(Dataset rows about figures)
═══

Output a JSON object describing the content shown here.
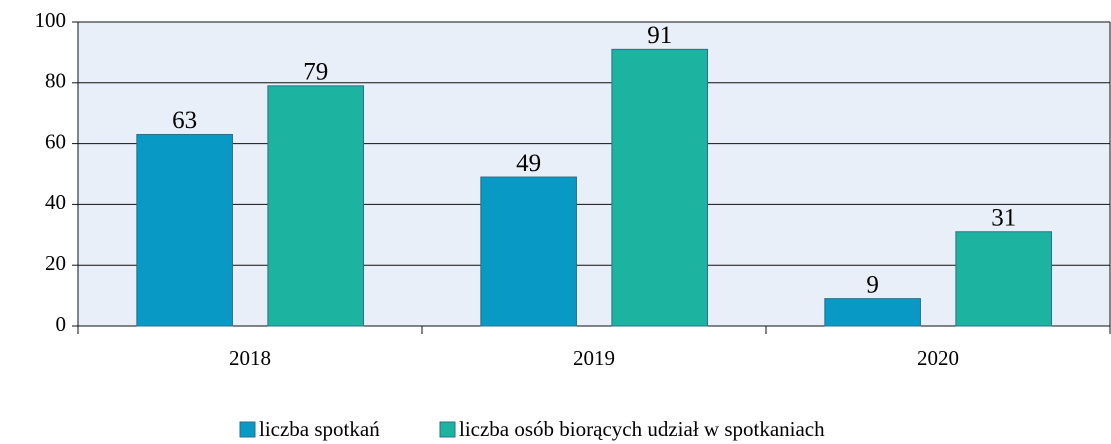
{
  "chart_data": {
    "type": "bar",
    "categories": [
      "2018",
      "2019",
      "2020"
    ],
    "series": [
      {
        "name": "liczba spotkań",
        "color": "#0899c4",
        "values": [
          63,
          49,
          9
        ]
      },
      {
        "name": "liczba osób biorących udział w spotkaniach",
        "color": "#1cb4a0",
        "values": [
          79,
          91,
          31
        ]
      }
    ],
    "ylim": [
      0,
      100
    ],
    "yticks": [
      0,
      20,
      40,
      60,
      80,
      100
    ],
    "grid": true,
    "legend": "bottom"
  }
}
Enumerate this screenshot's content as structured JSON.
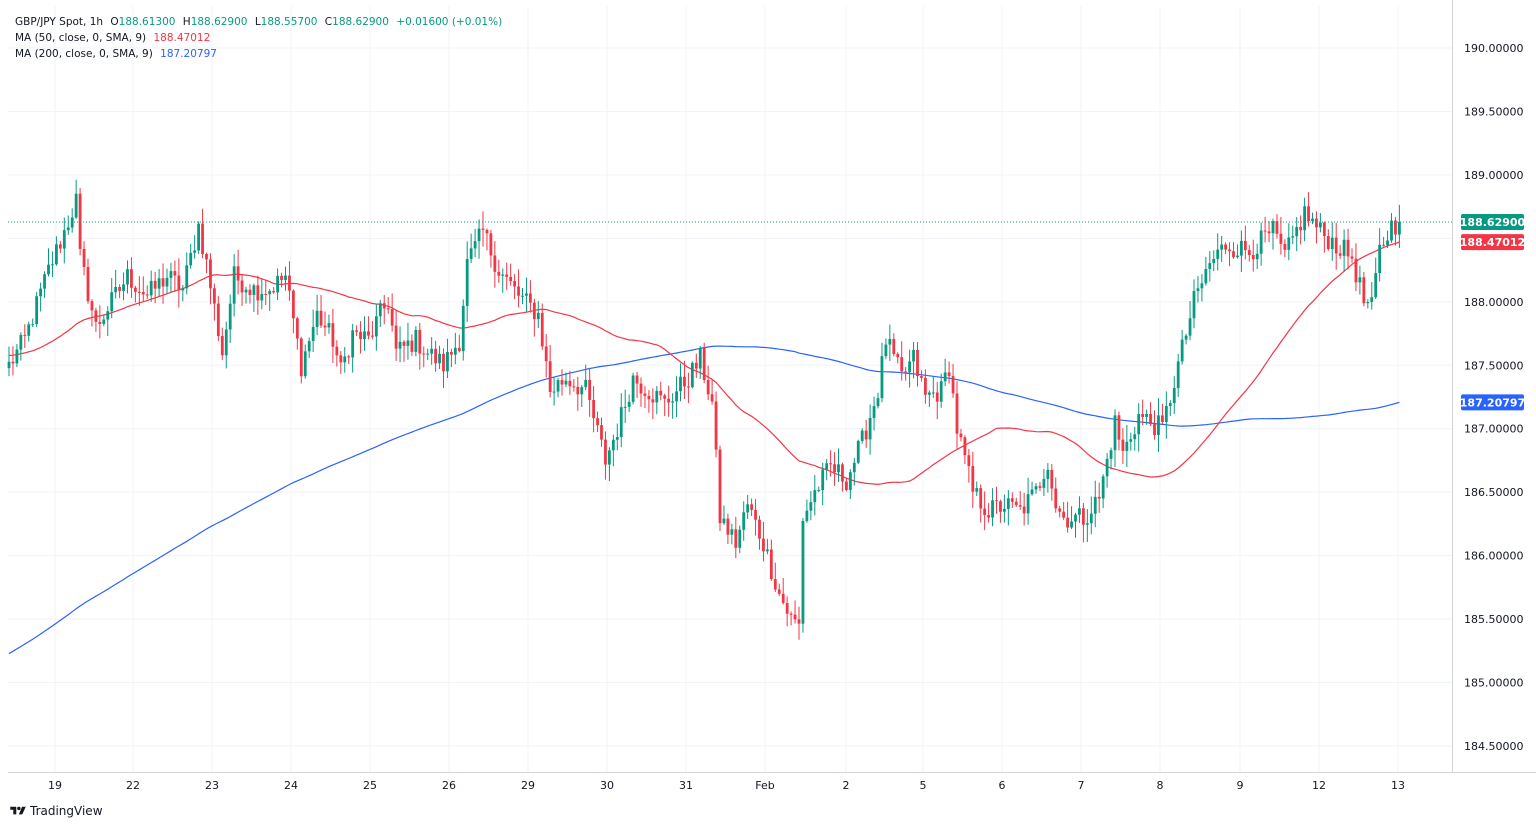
{
  "header": {
    "symbol": "GBP/JPY Spot, 1h",
    "open_label": "O",
    "open": "188.61300",
    "high_label": "H",
    "high": "188.62900",
    "low_label": "L",
    "low": "188.55700",
    "close_label": "C",
    "close": "188.62900",
    "change": "+0.01600 (+0.01%)"
  },
  "indicators": [
    {
      "label": "MA (50, close, 0, SMA, 9)",
      "value": "188.47012",
      "color": "#f23645"
    },
    {
      "label": "MA (200, close, 0, SMA, 9)",
      "value": "187.20797",
      "color": "#2962ff"
    }
  ],
  "branding": "TradingView",
  "colors": {
    "up": "#089981",
    "down": "#f23645",
    "ma50": "#f23645",
    "ma200": "#2962ff",
    "grid": "#f0f3fa",
    "text": "#131722"
  },
  "chart_data": {
    "type": "candlestick",
    "symbol": "GBP/JPY",
    "interval": "1h",
    "ylim": [
      184.2,
      190.2
    ],
    "y_ticks": [
      "184.50000",
      "185.00000",
      "185.50000",
      "186.00000",
      "186.50000",
      "187.00000",
      "187.50000",
      "188.00000",
      "188.50000",
      "189.00000",
      "189.50000",
      "190.00000"
    ],
    "x_ticks": [
      "19",
      "22",
      "23",
      "24",
      "25",
      "26",
      "29",
      "30",
      "31",
      "Feb",
      "2",
      "5",
      "6",
      "7",
      "8",
      "9",
      "12",
      "13"
    ],
    "grid": true,
    "last_price": "188.62900",
    "price_labels": [
      {
        "value": "188.62900",
        "color": "#089981"
      },
      {
        "value": "188.47012",
        "color": "#f23645"
      },
      {
        "value": "187.20797",
        "color": "#2962ff"
      }
    ],
    "path_keypoints": [
      [
        0,
        187.5
      ],
      [
        4,
        187.7
      ],
      [
        10,
        188.25
      ],
      [
        14,
        188.55
      ],
      [
        17,
        188.8
      ],
      [
        18,
        188.35
      ],
      [
        22,
        187.8
      ],
      [
        26,
        188.0
      ],
      [
        30,
        188.2
      ],
      [
        35,
        188.05
      ],
      [
        40,
        188.2
      ],
      [
        44,
        188.1
      ],
      [
        48,
        188.6
      ],
      [
        50,
        188.3
      ],
      [
        54,
        187.6
      ],
      [
        57,
        188.2
      ],
      [
        62,
        188.1
      ],
      [
        66,
        188.1
      ],
      [
        70,
        188.2
      ],
      [
        74,
        187.5
      ],
      [
        78,
        187.9
      ],
      [
        82,
        187.7
      ],
      [
        84,
        187.45
      ],
      [
        87,
        187.75
      ],
      [
        91,
        187.7
      ],
      [
        94,
        187.9
      ],
      [
        96,
        188.0
      ],
      [
        98,
        187.6
      ],
      [
        103,
        187.7
      ],
      [
        106,
        187.6
      ],
      [
        110,
        187.5
      ],
      [
        114,
        187.7
      ],
      [
        116,
        188.3
      ],
      [
        120,
        188.55
      ],
      [
        124,
        188.25
      ],
      [
        129,
        188.05
      ],
      [
        134,
        187.9
      ],
      [
        137,
        187.3
      ],
      [
        141,
        187.4
      ],
      [
        146,
        187.3
      ],
      [
        151,
        186.75
      ],
      [
        154,
        187.0
      ],
      [
        158,
        187.4
      ],
      [
        162,
        187.3
      ],
      [
        166,
        187.2
      ],
      [
        172,
        187.4
      ],
      [
        175,
        187.55
      ],
      [
        178,
        187.2
      ],
      [
        180,
        186.3
      ],
      [
        184,
        186.1
      ],
      [
        187,
        186.4
      ],
      [
        191,
        186.1
      ],
      [
        195,
        185.7
      ],
      [
        198,
        185.5
      ],
      [
        200,
        185.45
      ],
      [
        201,
        186.3
      ],
      [
        204,
        186.5
      ],
      [
        208,
        186.7
      ],
      [
        212,
        186.6
      ],
      [
        216,
        186.9
      ],
      [
        220,
        187.3
      ],
      [
        222,
        187.7
      ],
      [
        226,
        187.4
      ],
      [
        229,
        187.55
      ],
      [
        232,
        187.25
      ],
      [
        236,
        187.3
      ],
      [
        238,
        187.5
      ],
      [
        240,
        187.0
      ],
      [
        244,
        186.5
      ],
      [
        248,
        186.35
      ],
      [
        252,
        186.4
      ],
      [
        256,
        186.35
      ],
      [
        260,
        186.5
      ],
      [
        263,
        186.75
      ],
      [
        265,
        186.4
      ],
      [
        267,
        186.3
      ],
      [
        272,
        186.3
      ],
      [
        276,
        186.45
      ],
      [
        280,
        187.05
      ],
      [
        282,
        186.8
      ],
      [
        286,
        187.1
      ],
      [
        292,
        187.0
      ],
      [
        296,
        187.5
      ],
      [
        300,
        188.0
      ],
      [
        304,
        188.3
      ],
      [
        308,
        188.45
      ],
      [
        314,
        188.4
      ],
      [
        320,
        188.55
      ],
      [
        323,
        188.35
      ],
      [
        328,
        188.7
      ],
      [
        332,
        188.55
      ],
      [
        336,
        188.45
      ],
      [
        340,
        188.35
      ],
      [
        343,
        188.0
      ],
      [
        345,
        187.95
      ],
      [
        347,
        188.4
      ],
      [
        350,
        188.6
      ],
      [
        352,
        188.62
      ]
    ]
  }
}
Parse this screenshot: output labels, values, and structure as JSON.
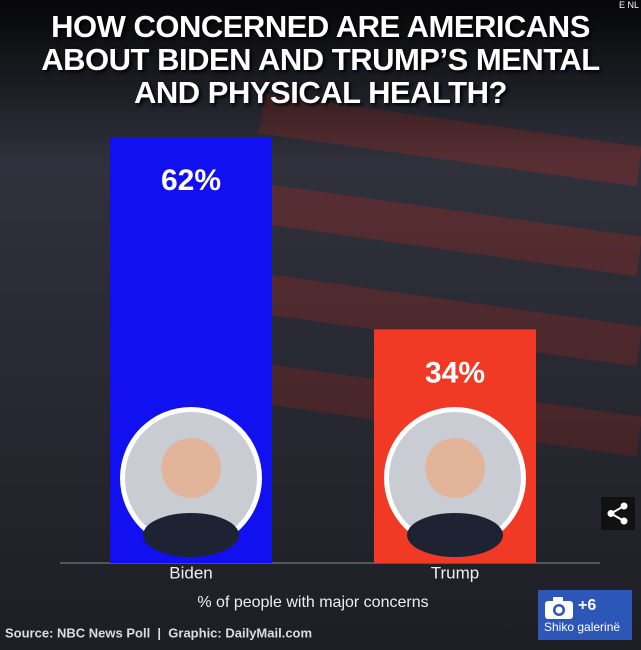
{
  "chart_data": {
    "type": "bar",
    "title": "HOW CONCERNED ARE AMERICANS ABOUT BIDEN AND TRUMP’S MENTAL AND PHYSICAL HEALTH?",
    "categories": [
      "Biden",
      "Trump"
    ],
    "values": [
      62,
      34
    ],
    "value_labels": [
      "62%",
      "34%"
    ],
    "colors": [
      "#1010f0",
      "#f03a26"
    ],
    "xlabel": "% of people with major concerns",
    "source": "Source: NBC News Poll  |  Graphic: DailyMail.com"
  },
  "ui": {
    "corner_label": "E NL",
    "gallery_count": "+6",
    "gallery_label": "Shiko galerinë"
  }
}
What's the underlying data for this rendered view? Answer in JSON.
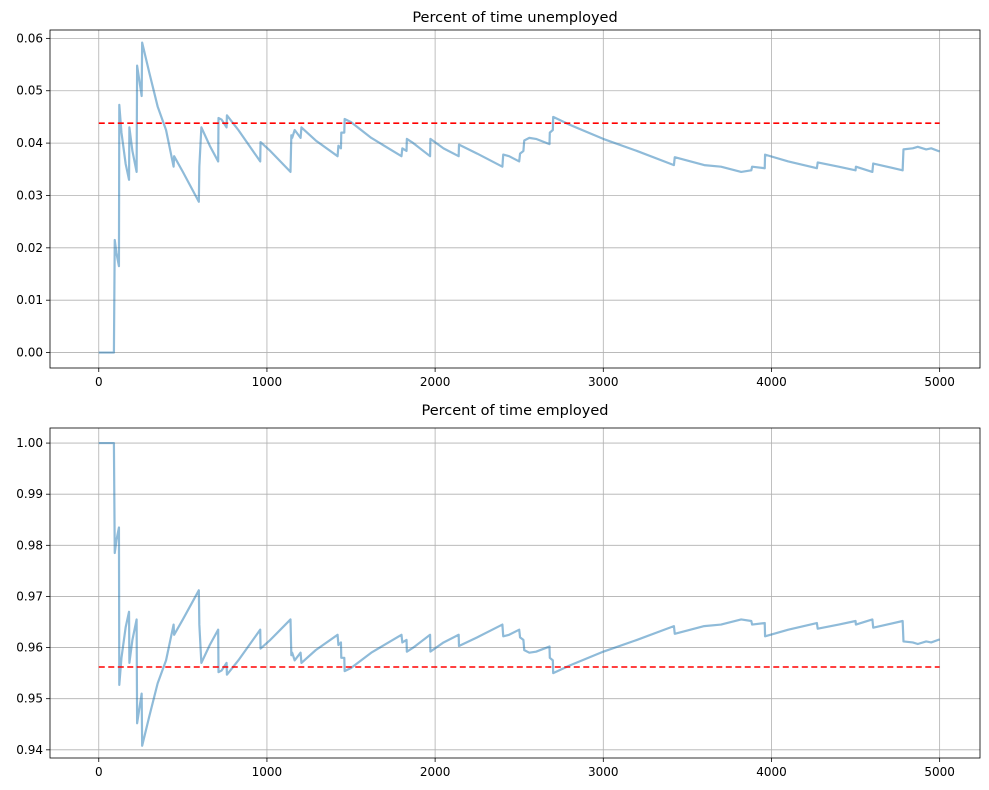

═══

_Exercise directions:_ From the entries, report each line that includes the word "JSON".

_Exercise output:_
Output a JSON object describing the content shown here.
Enumerate this screenshot's content as structured JSON.
Parse this screenshot: output labels, values, and structure as JSON.
What's the underlying data for this rendered view? Answer in JSON.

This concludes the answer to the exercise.